Stored data entries:

## START

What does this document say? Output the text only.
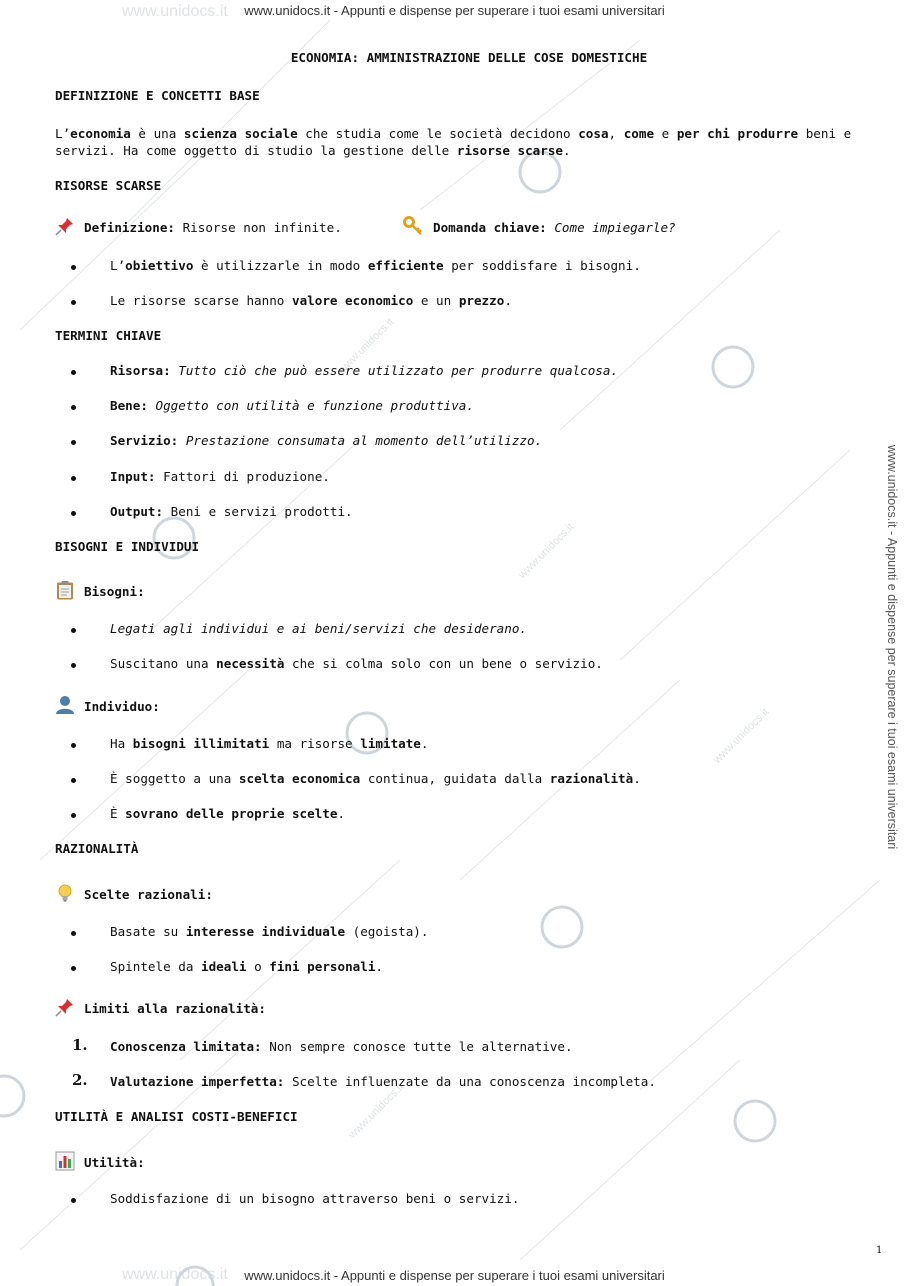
www.unidocs.it - Appunti e dispense per superare i tuoi esami universitari
www.unidocs.it - Appunti e dispense per superare i tuoi esami universitari
www.unidocs.it - Appunti e dispense per superare i tuoi esami universitari
www.unidocs.it
www.unidocs.it
www.unidocs.it
www.unidocs.it
www.unidocs.it
www.unidocs.it
ECONOMIA: AMMINISTRAZIONE DELLE COSE DOMESTICHE
DEFINIZIONE E CONCETTI BASE
L’economia è una scienza sociale che studia come le società decidono cosa, come e per chi produrre beni e servizi. Ha come oggetto di studio la gestione delle risorse scarse.
RISORSE SCARSE
Definizione: Risorse non infinite.	Domanda chiave: Come impiegarle?
L’obiettivo è utilizzarle in modo efficiente per soddisfare i bisogni.
Le risorse scarse hanno valore economico e un prezzo.
TERMINI CHIAVE
Risorsa: Tutto ciò che può essere utilizzato per produrre qualcosa.
Bene: Oggetto con utilità e funzione produttiva.
Servizio: Prestazione consumata al momento dell’utilizzo.
Input: Fattori di produzione.
Output: Beni e servizi prodotti.
BISOGNI E INDIVIDUI
Bisogni:
Legati agli individui e ai beni/servizi che desiderano.
Suscitano una necessità che si colma solo con un bene o servizio.
Individuo:
Ha bisogni illimitati ma risorse limitate.
È soggetto a una scelta economica continua, guidata dalla razionalità.
È sovrano delle proprie scelte.
RAZIONALITÀ
Scelte razionali:
Basate su interesse individuale (egoista).
Spintele da ideali o fini personali.
Limiti alla razionalità:
1. Conoscenza limitata: Non sempre conosce tutte le alternative.
2. Valutazione imperfetta: Scelte influenzate da una conoscenza incompleta.
UTILITÀ E ANALISI COSTI-BENEFICI
Utilità:
Soddisfazione di un bisogno attraverso beni o servizi.
1
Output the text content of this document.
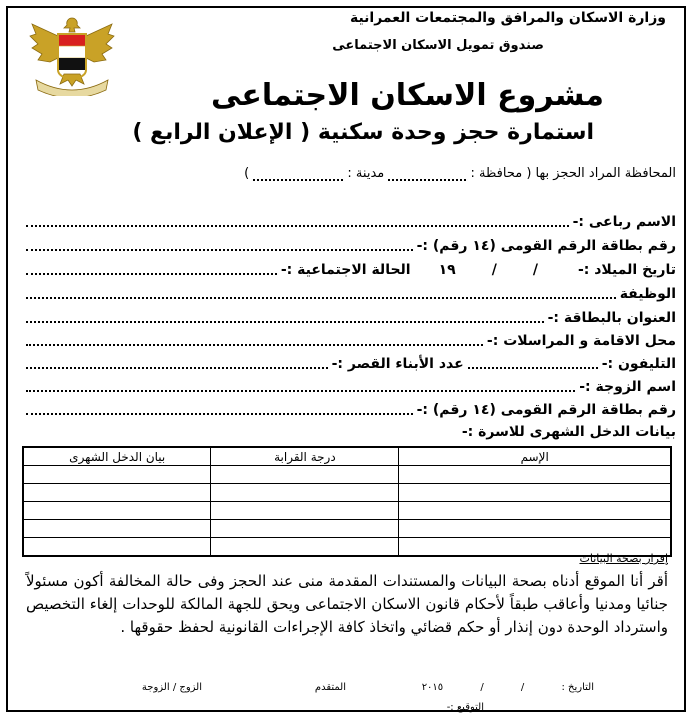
وزارة الاسكان والمرافق والمجتمعات العمرانية
صندوق تمويل الاسكان الاجتماعى
مشروع الاسكان الاجتماعى
استمارة حجز وحدة سكنية ( الإعلان الرابع )
المحافظة المراد الحجز بها ( محافظة :  مدينة :  )
الاسم رباعى :-
رقم بطاقة الرقم القومى (١٤ رقم) :-
تاريخ الميلاد :-
/
/
١٩
الحالة الاجتماعية :-
الوظيفة
العنوان بالبطاقة :-
محل الاقامة و المراسلات :-
التليفون :-
عدد الأبناء القصر :-
اسم الزوجة :-
رقم بطاقة الرقم القومى (١٤ رقم) :-
بيانات الدخل الشهرى للاسرة :-
الإسم	درجة القرابة	بيان الدخل الشهرى

إقرار بصحة البيانات
أقر أنا الموقع أدناه بصحة البيانات والمستندات المقدمة منى عند الحجز وفى حالة المخالفة أكون مسئولاً جنائيا ومدنيا وأعاقب طبقاً لأحكام قانون الاسكان الاجتماعى ويحق للجهة المالكة للوحدات إلغاء التخصيص واسترداد الوحدة دون إنذار أو حكم قضائي واتخاذ كافة الإجراءات القانونية لحفظ حقوقها .
التاريخ : / / ٢٠١٥
المتقدم
الزوج / الزوجة
التوقيع :-
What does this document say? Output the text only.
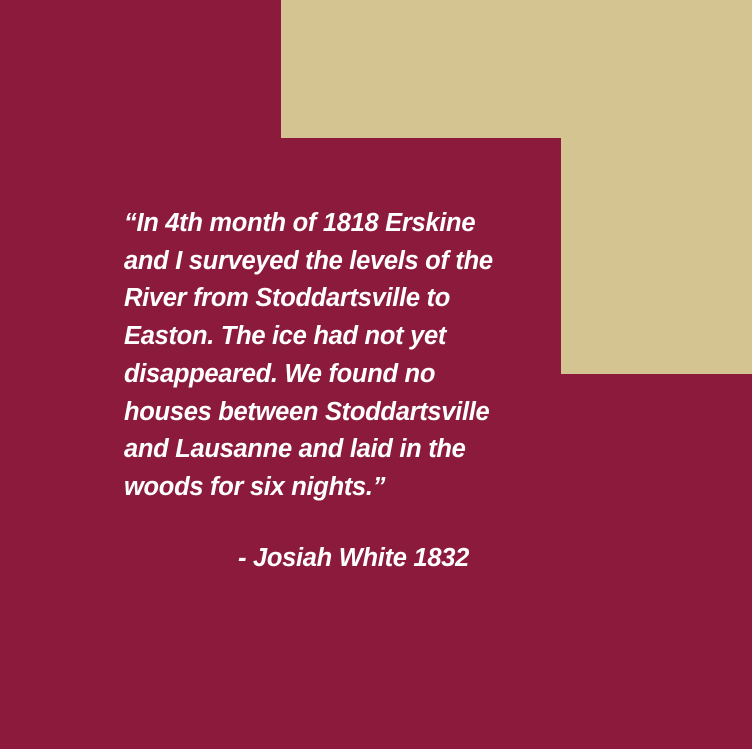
“In 4th month of 1818 Erskine
and I surveyed the levels of the
River from Stoddartsville to
Easton. The ice had not yet
disappeared. We found no
houses between Stoddartsville
and Lausanne and laid in the
woods for six nights.”
- Josiah White 1832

## END

__WHAT IS EXPECTED__.
With the pictures omitted, reproduce the records in full and exactly.

__THE ANSWER__.
What does this document say? Output the text only.
www.unidocs.it - Appunti e dispense per superare i tuoi esami universitari
www.unidocs.it - Appunti e dispense per superare i tuoi esami universitari
www.unidocs.it - Appunti e dispense per superare i tuoi esami universitari
www.unidocs.it
www.unidocs.it
www.unidocs.it
www.unidocs.it
www.unidocs.it
www.unidocs.it
ECONOMIA: AMMINISTRAZIONE DELLE COSE DOMESTICHE
DEFINIZIONE E CONCETTI BASE
L’economia è una scienza sociale che studia come le società decidono cosa, come e per chi produrre beni e servizi. Ha come oggetto di studio la gestione delle risorse scarse.
RISORSE SCARSE
Definizione: Risorse non infinite.	Domanda chiave: Come impiegarle?
L’obiettivo è utilizzarle in modo efficiente per soddisfare i bisogni.
Le risorse scarse hanno valore economico e un prezzo.
TERMINI CHIAVE
Risorsa: Tutto ciò che può essere utilizzato per produrre qualcosa.
Bene: Oggetto con utilità e funzione produttiva.
Servizio: Prestazione consumata al momento dell’utilizzo.
Input: Fattori di produzione.
Output: Beni e servizi prodotti.
BISOGNI E INDIVIDUI
Bisogni:
Legati agli individui e ai beni/servizi che desiderano.
Suscitano una necessità che si colma solo con un bene o servizio.
Individuo:
Ha bisogni illimitati ma risorse limitate.
È soggetto a una scelta economica continua, guidata dalla razionalità.
È sovrano delle proprie scelte.
RAZIONALITÀ
Scelte razionali:
Basate su interesse individuale (egoista).
Spintele da ideali o fini personali.
Limiti alla razionalità:
1. Conoscenza limitata: Non sempre conosce tutte le alternative.
2. Valutazione imperfetta: Scelte influenzate da una conoscenza incompleta.
UTILITÀ E ANALISI COSTI-BENEFICI
Utilità:
Soddisfazione di un bisogno attraverso beni o servizi.
1
Output the text content of this document.
وزارة الاسكان والمرافق والمجتمعات العمرانية
صندوق تمويل الاسكان الاجتماعى
مشروع الاسكان الاجتماعى
استمارة حجز وحدة سكنية ( الإعلان الرابع )
المحافظة المراد الحجز بها ( محافظة :  مدينة :  )
الاسم رباعى :-
رقم بطاقة الرقم القومى (١٤ رقم) :-
تاريخ الميلاد :-
/
/
١٩
الحالة الاجتماعية :-
الوظيفة
العنوان بالبطاقة :-
محل الاقامة و المراسلات :-
التليفون :-
عدد الأبناء القصر :-
اسم الزوجة :-
رقم بطاقة الرقم القومى (١٤ رقم) :-
بيانات الدخل الشهرى للاسرة :-
الإسم	درجة القرابة	بيان الدخل الشهرى

إقرار بصحة البيانات
أقر أنا الموقع أدناه بصحة البيانات والمستندات المقدمة منى عند الحجز وفى حالة المخالفة أكون مسئولاً جنائيا ومدنيا وأعاقب طبقاً لأحكام قانون الاسكان الاجتماعى ويحق للجهة المالكة للوحدات إلغاء التخصيص واسترداد الوحدة دون إنذار أو حكم قضائي واتخاذ كافة الإجراءات القانونية لحفظ حقوقها .
التاريخ : / / ٢٠١٥
المتقدم
الزوج / الزوجة
التوقيع :-
What does this document say? Output the text only.
“In 4th month of 1818 Erskine
and I surveyed the levels of the
River from Stoddartsville to
Easton. The ice had not yet
disappeared. We found no
houses between Stoddartsville
and Lausanne and laid in the
woods for six nights.”
- Josiah White 1832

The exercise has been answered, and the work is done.